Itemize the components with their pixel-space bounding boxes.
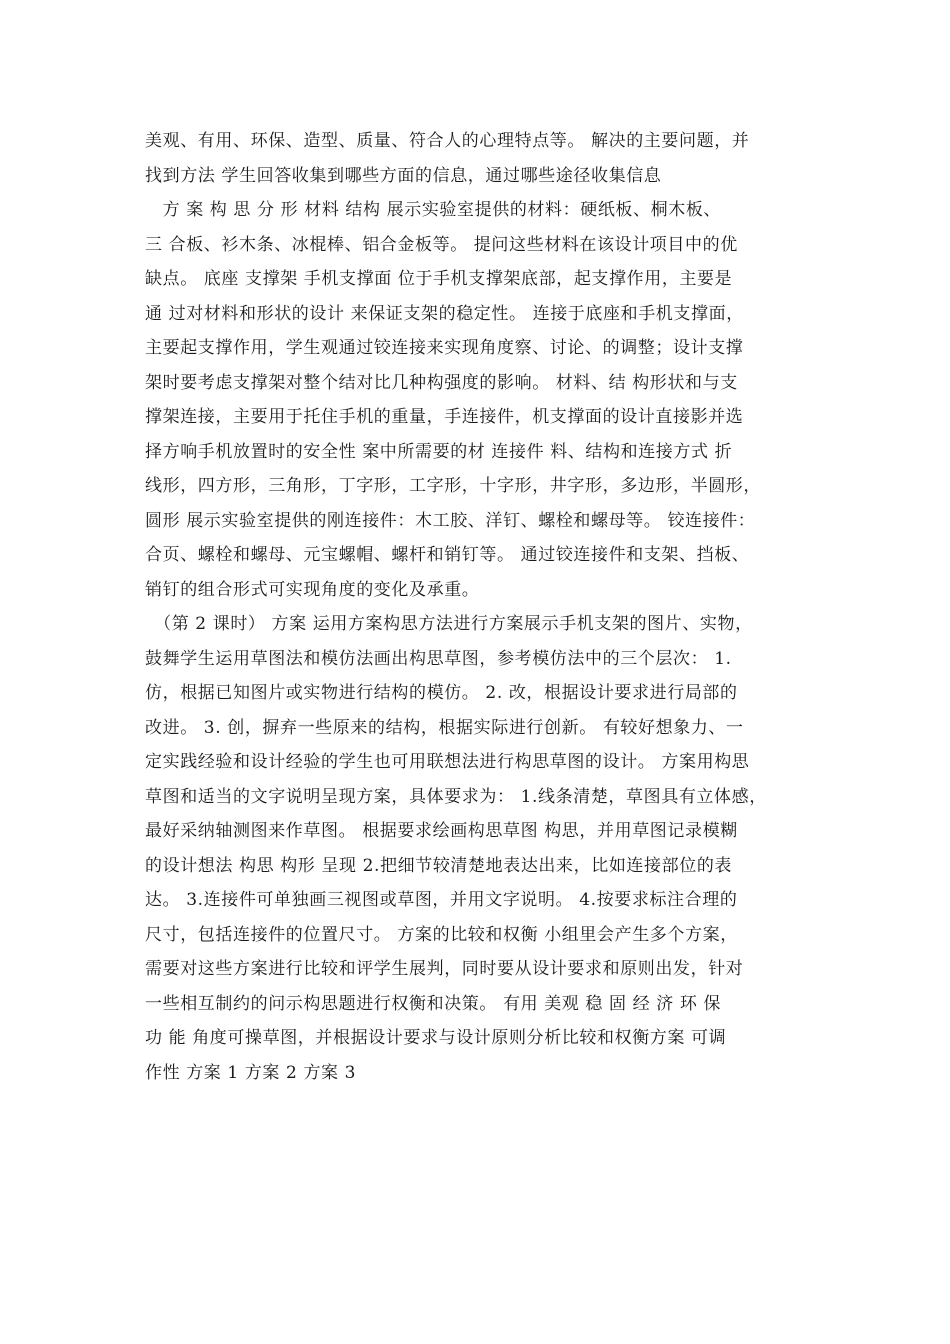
- text-line: 改进。 3. 创，摒弃一些原来的结构，根据实际进行创新。 有较好想象力、一: [145, 717, 744, 738]
- text-line: 线形，四方形，三角形，丁字形，工字形，十字形，井字形，多边形，半圆形，: [145, 476, 761, 496]
- text-line: 一些相互制约的问示构思题进行权衡和决策。 有用 美观 稳 固 经 济 环 保: [145, 993, 722, 1014]
- text-line: 草图和适当的文字说明呈现方案，具体要求为： 1.线条清楚，草图具有立体感，: [145, 786, 767, 807]
- text-line: 缺点。 底座 支撑架 手机支撑面 位于手机支撑架底部，起支撑作用，主要是: [145, 269, 733, 289]
- text-line: 架时要考虑支撑架对整个结对比几种构强度的影响。 材料、结 构形状和与支: [145, 372, 738, 393]
- text-line: 销钉的组合形式可实现角度的变化及承重。: [145, 579, 480, 600]
- text-line: 功 能 角度可操草图，并根据设计要求与设计原则分析比较和权衡方案 可调: [145, 1028, 727, 1048]
- text-line: （第 2 课时） 方案 运用方案构思方法进行方案展示手机支架的图片、实物，: [145, 614, 753, 634]
- text-line: 尺寸，包括连接件的位置尺寸。 方案的比较和权衡 小组里会产生多个方案，: [145, 924, 738, 945]
- text-line: 圆形 展示实验室提供的刚连接件：木工胶、洋钉、螺栓和螺母等。 铰连接件：: [145, 510, 756, 531]
- text-line: 撑架连接，主要用于托住手机的重量，手连接件，机支撑面的设计直接影并选: [145, 407, 744, 427]
- text-line: 需要对这些方案进行比较和评学生展判，同时要从设计要求和原则出发，针对: [145, 959, 744, 979]
- text-line: 合页、螺栓和螺母、元宝螺帽、螺杆和销钉等。 通过铰连接件和支架、挡板、: [145, 545, 750, 565]
- text-line: 择方响手机放置时的安全性 案中所需要的材 连接件 料、结构和连接方式 折: [145, 441, 733, 462]
- text-line: 仿，根据已知图片或实物进行结构的模仿。 2. 改，根据设计要求进行局部的: [145, 683, 738, 703]
- text-line: 方 案 构 思 分 形 材料 结构 展示实验室提供的材料：硬纸板、桐木板、: [145, 200, 722, 220]
- text-line: 的设计想法 构思 构形 呈现 2.把细节较清楚地表达出来，比如连接部位的表: [145, 855, 733, 876]
- text-line: 主要起支撑作用，学生观通过铰连接来实现角度察、讨论、的调整；设计支撑: [145, 338, 744, 358]
- text-line: 达。 3.连接件可单独画三视图或草图，并用文字说明。 4.按要求标注合理的: [145, 890, 738, 910]
- text-line: 最好采纳轴测图来作草图。 根据要求绘画构思草图 构思，并用草图记录模糊: [145, 821, 738, 841]
- text-line: 三 合板、衫木条、冰棍棒、铝合金板等。 提问这些材料在该设计项目中的优: [145, 234, 738, 255]
- body-text: [145, 124, 810, 1090]
- text-line: 找到方法 学生回答收集到哪些方面的信息，通过哪些途径收集信息: [145, 165, 662, 186]
- text-line: 鼓舞学生运用草图法和模仿法画出构思草图，参考模仿法中的三个层次： 1.: [145, 648, 732, 669]
- text-line: 通 过对材料和形状的设计 来保证支架的稳定性。 连接于底座和手机支撑面，: [145, 303, 744, 324]
- text-line: 作性 方案 1 方案 2 方案 3: [145, 1062, 357, 1083]
- text-line: 定实践经验和设计经验的学生也可用联想法进行构思草图的设计。 方案用构思: [145, 752, 750, 772]
- text-line: 美观、有用、环保、造型、质量、符合人的心理特点等。 解决的主要问题，并: [145, 131, 750, 151]
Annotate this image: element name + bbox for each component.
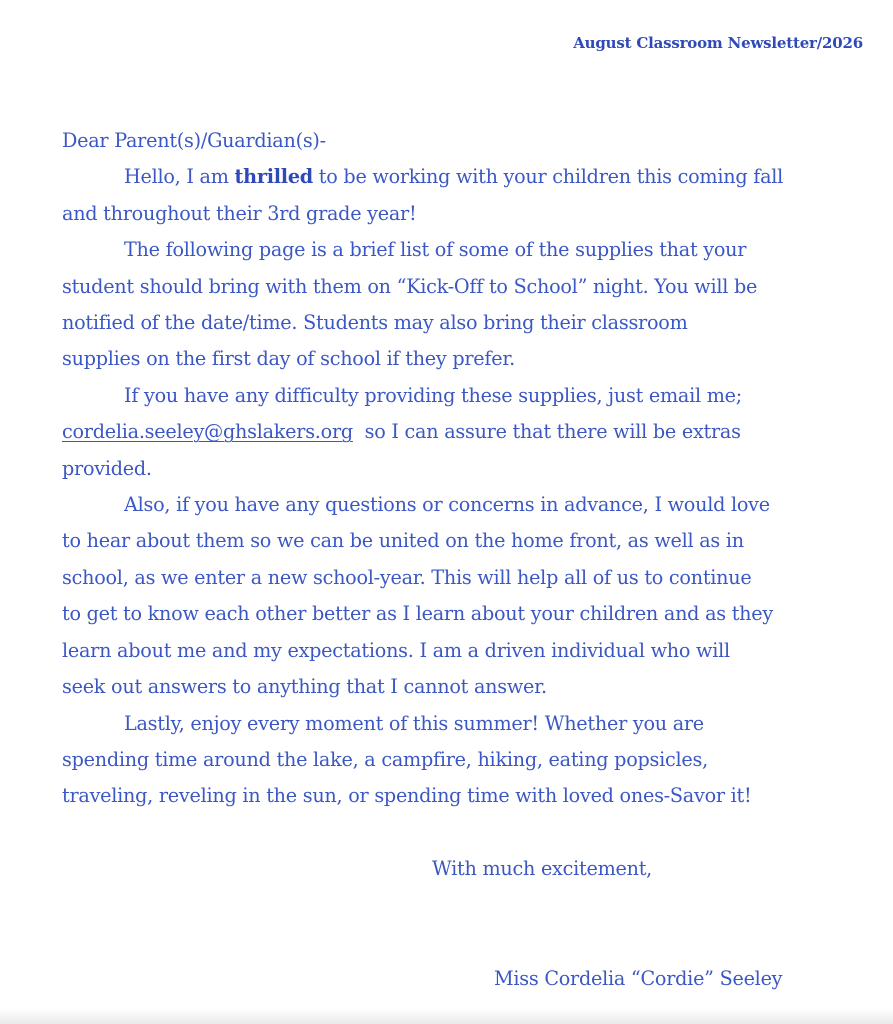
paragraph-4-line-6: seek out answers to anything that I cannot answer.: [62, 675, 547, 699]
paragraph-5-line-1: [62, 706, 862, 742]
email-link[interactable]: cordelia.seeley@ghslakers.org: [62, 420, 353, 444]
letter-body: [62, 123, 862, 815]
signature: Miss Cordelia “Cordie” Seeley: [494, 967, 783, 990]
paragraph-4-line-2: to hear about them so we can be united on the home front, as well as in: [62, 529, 744, 553]
paragraph-4-line-4: to get to know each other better as I learn about your children and as they: [62, 602, 773, 626]
p2-text: The following page is a brief list of some of the supplies that your: [124, 238, 747, 262]
salutation: Dear Parent(s)/Guardian(s)-: [62, 129, 326, 152]
paragraph-4-line-1: [62, 487, 862, 523]
paragraph-5-line-3: traveling, reveling in the sun, or spending time with loved ones-Savor it!: [62, 784, 752, 808]
page-bottom-shadow: [0, 1008, 893, 1024]
paragraph-2-line-3: notified of the date/time. Students may also bring their classroom: [62, 311, 688, 335]
paragraph-1-line-2: and throughout their 3rd grade year!: [62, 201, 417, 225]
paragraph-2-line-2: student should bring with them on “Kick-Off to School” night. You will be: [62, 274, 758, 298]
p5-text: Lastly, enjoy every moment of this summer! Whether you are: [124, 711, 704, 735]
paragraph-3-line-1: [62, 378, 862, 414]
emphasis-thrilled: thrilled: [234, 165, 313, 189]
p4-text: Also, if you have any questions or concerns in advance, I would love: [124, 493, 770, 517]
p3-text: If you have any difficulty providing these supplies, just email me;: [124, 383, 743, 407]
paragraph-2-line-1: [62, 232, 862, 268]
closing: With much excitement,: [432, 857, 653, 880]
p3-text-after-email: so I can assure that there will be extras: [352, 420, 741, 444]
p1-text-before: Hello, I am: [124, 165, 235, 189]
p1-text-after: to be working with your children this coming fall: [312, 165, 784, 189]
paragraph-5-line-2: spending time around the lake, a campfire, hiking, eating popsicles,: [62, 747, 708, 771]
paragraph-1-line-1: [62, 159, 862, 195]
paragraph-3-line-2: [62, 414, 862, 450]
paragraph-4-line-3: school, as we enter a new school-year. This will help all of us to continue: [62, 565, 752, 589]
paragraph-2-line-4: supplies on the first day of school if they prefer.: [62, 347, 516, 371]
newsletter-title: August Classroom Newsletter/2026: [573, 34, 863, 52]
paragraph-3-line-3: provided.: [62, 456, 152, 480]
paragraph-4-line-5: learn about me and my expectations. I am a driven individual who will: [62, 638, 730, 662]
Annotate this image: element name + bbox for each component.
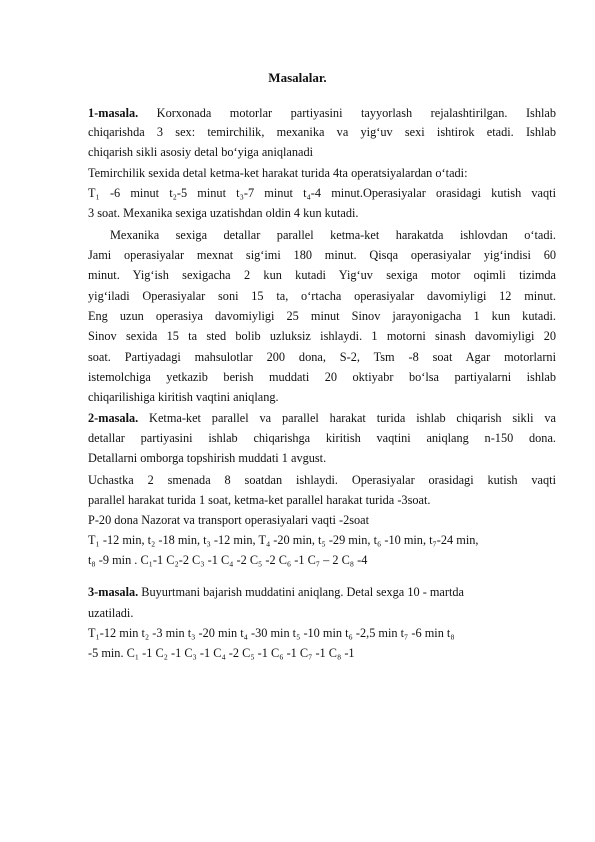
text-line xyxy=(88,585,556,599)
line-text: detallar partiyasini ishlab chiqarishga kiritish vaqtini aniqlang n-150 dona. xyxy=(88,431,556,445)
text-line xyxy=(88,451,556,465)
text-line xyxy=(88,228,556,242)
text-line xyxy=(88,166,556,180)
text-line xyxy=(88,431,556,445)
text-line xyxy=(88,493,556,507)
line-text: uzatiladi. xyxy=(88,606,134,620)
line-text: chiqarish sikli asosiy detal bo‘yiga aniqlanadi xyxy=(88,145,314,159)
line-text: T₁ -12 min, t₂ -18 min, t₃ -12 min, T₄ -20 min, t₅ -29 min, t₆ -10 min, t₇-24 min, xyxy=(88,533,479,547)
line-text: chiqarilishiga kiritish vaqtini aniqlang. xyxy=(88,390,279,404)
text-line xyxy=(88,186,556,200)
line-text: Uchastka 2 smenada 8 soatdan ishlaydi. Operasiyalar orasidagi kutish vaqti xyxy=(88,473,556,487)
text-line xyxy=(88,626,556,640)
page-title: Masalalar. xyxy=(268,70,327,85)
line-text: -5 min. C₁ -1 C₂ -1 C₃ -1 C₄ -2 C₅ -1 C₆ -1 C₇ -1 C₈ -1 xyxy=(88,646,355,660)
text-line xyxy=(88,473,556,487)
line-text: chiqarishda 3 sex: temirchilik, mexanika va yig‘uv sexi ishtirok etadi. Ishlab xyxy=(88,125,556,139)
text-line xyxy=(88,533,556,547)
text-line xyxy=(88,390,556,404)
line-text: minut. Yig‘ish sexigacha 2 kun kutadi Yig‘uv sexiga motor oqimli tizimda xyxy=(88,268,556,282)
text-line xyxy=(88,553,556,567)
text-line xyxy=(88,106,556,120)
line-text: P-20 dona Nazorat va transport operasiyalari vaqti -2soat xyxy=(88,513,370,527)
line-text: Ketma-ket parallel va parallel harakat turida ishlab chiqarish sikli va xyxy=(138,411,556,425)
text-line xyxy=(88,329,556,343)
text-line xyxy=(88,206,556,220)
line-text: t₈ -9 min . C₁-1 C₂-2 C₃ -1 C₄ -2 C₅ -2 C₆ -1 C₇ – 2 C₈ -4 xyxy=(88,553,368,567)
line-text: istemolchiga yetkazib berish muddati 20 oktiyabr bo‘lsa partiyalarni ishlab xyxy=(88,370,556,384)
text-line xyxy=(88,268,556,282)
line-text: Jami operasiyalar mexnat sig‘imi 180 minut. Qisqa operasiyalar yig‘indisi 60 xyxy=(88,248,556,262)
line-text: Eng uzun operasiya davomiyligi 25 minut Sinov jarayonigacha 1 kun kutadi. xyxy=(88,309,556,323)
line-text: Temirchilik sexida detal ketma-ket harakat turida 4ta operatsiyalardan o‘tadi: xyxy=(88,166,468,180)
line-text: Detallarni omborga topshirish muddati 1 avgust. xyxy=(88,451,327,465)
text-line xyxy=(88,513,556,527)
problem-heading: 2-masala. xyxy=(88,411,139,425)
line-text: 3 soat. Mexanika sexiga uzatishdan oldin 4 kun kutadi. xyxy=(88,206,359,220)
line-text: Mexanika sexiga detallar parallel ketma-ket harakatda ishlovdan o‘tadi. xyxy=(110,228,556,242)
text-line xyxy=(88,606,556,620)
text-line xyxy=(88,309,556,323)
line-text: Sinov sexida 15 ta sted bolib uzluksiz ishlaydi. 1 motorni sinash davomiyligi 20 xyxy=(88,329,556,343)
text-line xyxy=(88,289,556,303)
problem-heading: 3-masala. xyxy=(88,585,139,599)
text-line xyxy=(88,145,556,159)
problem-heading: 1-masala. xyxy=(88,106,139,120)
line-text: T₁ -6 minut t₂-5 minut t₃-7 minut t₄-4 minut.Operasiyalar orasidagi kutish vaqti xyxy=(88,186,556,200)
text-line xyxy=(88,350,556,364)
line-text: Buyurtmani bajarish muddatini aniqlang. Detal sexga 10 - martda xyxy=(138,585,465,599)
line-text: parallel harakat turida 1 soat, ketma-ket parallel harakat turida -3soat. xyxy=(88,493,431,507)
text-line xyxy=(88,125,556,139)
text-line xyxy=(88,411,556,425)
line-text: Korxonada motorlar partiyasini tayyorlash rejalashtirilgan. Ishlab xyxy=(138,106,556,120)
line-text: yig‘iladi Operasiyalar soni 15 ta, o‘rtacha operasiyalar davomiyligi 12 minut. xyxy=(88,289,556,303)
line-text: soat. Partiyadagi mahsulotlar 200 dona, S-2, Tsm -8 soat Agar motorlarni xyxy=(88,350,556,364)
text-line xyxy=(88,248,556,262)
text-line xyxy=(88,646,556,660)
line-text: T₁-12 min t₂ -3 min t₃ -20 min t₄ -30 min t₅ -10 min t₆ -2,5 min t₇ -6 min t₈ xyxy=(88,626,455,640)
text-line xyxy=(88,370,556,384)
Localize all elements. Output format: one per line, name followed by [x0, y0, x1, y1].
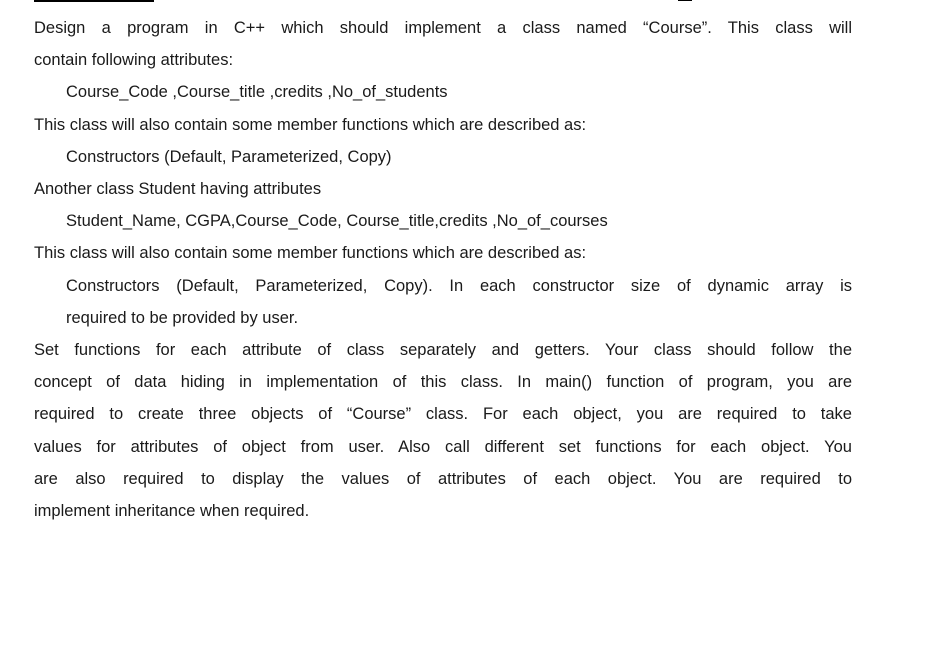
top-edge-mark	[678, 0, 692, 1]
assignment-document	[34, 12, 852, 527]
heading-underline	[34, 0, 154, 2]
final-line-3: required to create three objects of “Course” class. For each object, you are required to take	[34, 405, 852, 424]
student-constructors	[34, 270, 852, 334]
course-member-intro: This class will also contain some member functions which are described as:	[34, 115, 587, 134]
student-constructors-line-2: required to be provided by user.	[66, 308, 299, 327]
student-intro: Another class Student having attributes	[34, 180, 322, 199]
final-line-4: values for attributes of object from user. Also call different set functions for each object. You	[34, 437, 852, 456]
final-line-6: implement inheritance when required.	[34, 502, 310, 521]
course-constructors: Constructors (Default, Parameterized, Copy)	[66, 147, 392, 166]
final-line-1: Set functions for each attribute of class separately and getters. Your class should follow the	[34, 341, 852, 360]
intro-line-1: Design a program in C++ which should implement a class named “Course”. This class will	[34, 19, 852, 37]
course-attributes: Course_Code ,Course_title ,credits ,No_of_students	[66, 83, 448, 102]
student-member-intro: This class will also contain some member functions which are described as:	[34, 244, 587, 263]
final-line-2: concept of data hiding in implementation of this class. In main() function of program, you are	[34, 373, 852, 392]
final-line-5: are also required to display the values of attributes of each object. You are required to	[34, 469, 852, 488]
intro-line-2: contain following attributes:	[34, 51, 234, 70]
student-attributes: Student_Name, CGPA,Course_Code, Course_title,credits ,No_of_courses	[66, 212, 608, 231]
student-constructors-line-1: Constructors (Default, Parameterized, Copy). In each constructor size of dynamic array is	[66, 276, 852, 295]
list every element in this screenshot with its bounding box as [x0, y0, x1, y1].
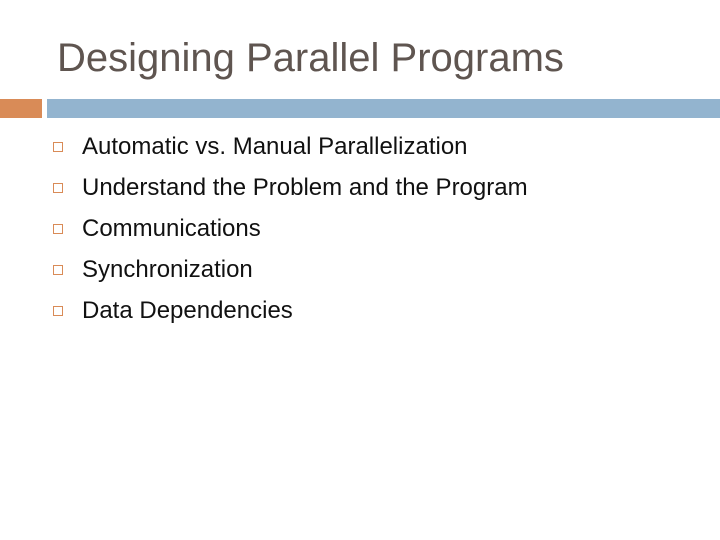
bullet-list [0, 127, 700, 332]
hollow-square-bullet-icon [53, 265, 63, 275]
bullet-item [0, 291, 700, 332]
bullet-text: Automatic vs. Manual Parallelization [82, 133, 468, 160]
slide-title: Designing Parallel Programs [57, 36, 564, 80]
hollow-square-bullet-icon [53, 183, 63, 193]
hollow-square-bullet-icon [53, 306, 63, 316]
bullet-text: Communications [82, 215, 261, 242]
title-accent-bar-blue [47, 99, 720, 118]
bullet-text: Data Dependencies [82, 297, 293, 324]
hollow-square-bullet-icon [53, 224, 63, 234]
bullet-item [0, 250, 700, 291]
bullet-text: Understand the Problem and the Program [82, 174, 528, 201]
bullet-item [0, 127, 700, 168]
title-accent-bar-orange [0, 99, 42, 118]
hollow-square-bullet-icon [53, 142, 63, 152]
bullet-item [0, 168, 700, 209]
bullet-text: Synchronization [82, 256, 253, 283]
bullet-item [0, 209, 700, 250]
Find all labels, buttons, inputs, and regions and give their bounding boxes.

= = =

* Task statement
Turn the lines of the entries, starting at the line containing "paragraph-4-line-6: seek out" and ending at the line containing "p2-text: The following", into a numbered list, leaving out any blank lines. Include only those lines.

* Exercise answer
1. paragraph-4-line-6: seek out answers to anything that I cannot answer.: [62, 675, 547, 699]
2. paragraph-5-line-1: [62, 706, 862, 742]
3. email-link[interactable]: cordelia.seeley@ghslakers.org: [62, 420, 353, 444]
4. letter-body: [62, 123, 862, 815]
5. signature: Miss Cordelia “Cordie” Seeley: [494, 967, 783, 990]
6. paragraph-4-line-2: to hear about them so we can be united on the home front, as well as in: [62, 529, 744, 553]
7. paragraph-4-line-4: to get to know each other better as I learn about your children and as they: [62, 602, 773, 626]
8. p2-text: The following page is a brief list of some of the supplies that your: [124, 238, 747, 262]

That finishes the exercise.